- What is needed: Output the line containing "Extract the structured" and each line after it through the end of the data, exactly as written, with pictures left out.

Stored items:
□ □ □ □ □ □ □

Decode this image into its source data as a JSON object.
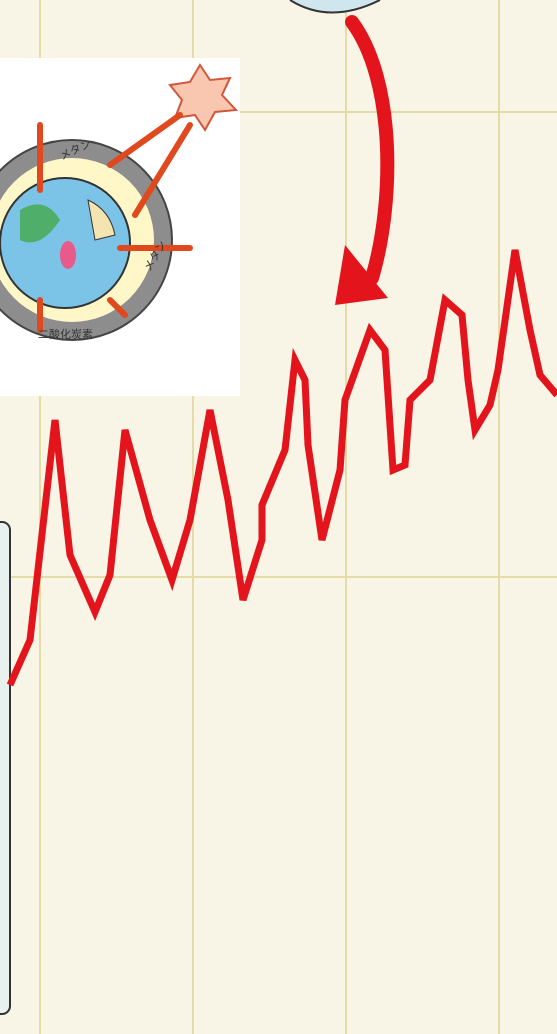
{
  "illustration": {
    "labels": [
      "メタン",
      "メタン",
      "二酸化炭素"
    ]
  }
}
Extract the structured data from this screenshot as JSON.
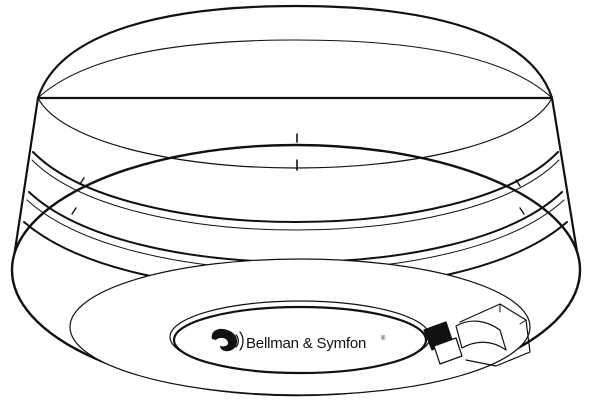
{
  "device": {
    "brand_name": "Bellman & Symfon",
    "registered_mark": "®",
    "logo_icon": "bellman-symfon-ear-logo-icon",
    "line_color": "#111111",
    "fill_color": "#ffffff"
  }
}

□ □ □ □ □ □ □

- Complete output:
Extract the structured data from this screenshot as JSON.
{
  "device": {
    "brand_name": "Bellman & Symfon",
    "registered_mark": "®",
    "logo_icon": "bellman-symfon-ear-logo-icon",
    "line_color": "#111111",
    "fill_color": "#ffffff"
  }
}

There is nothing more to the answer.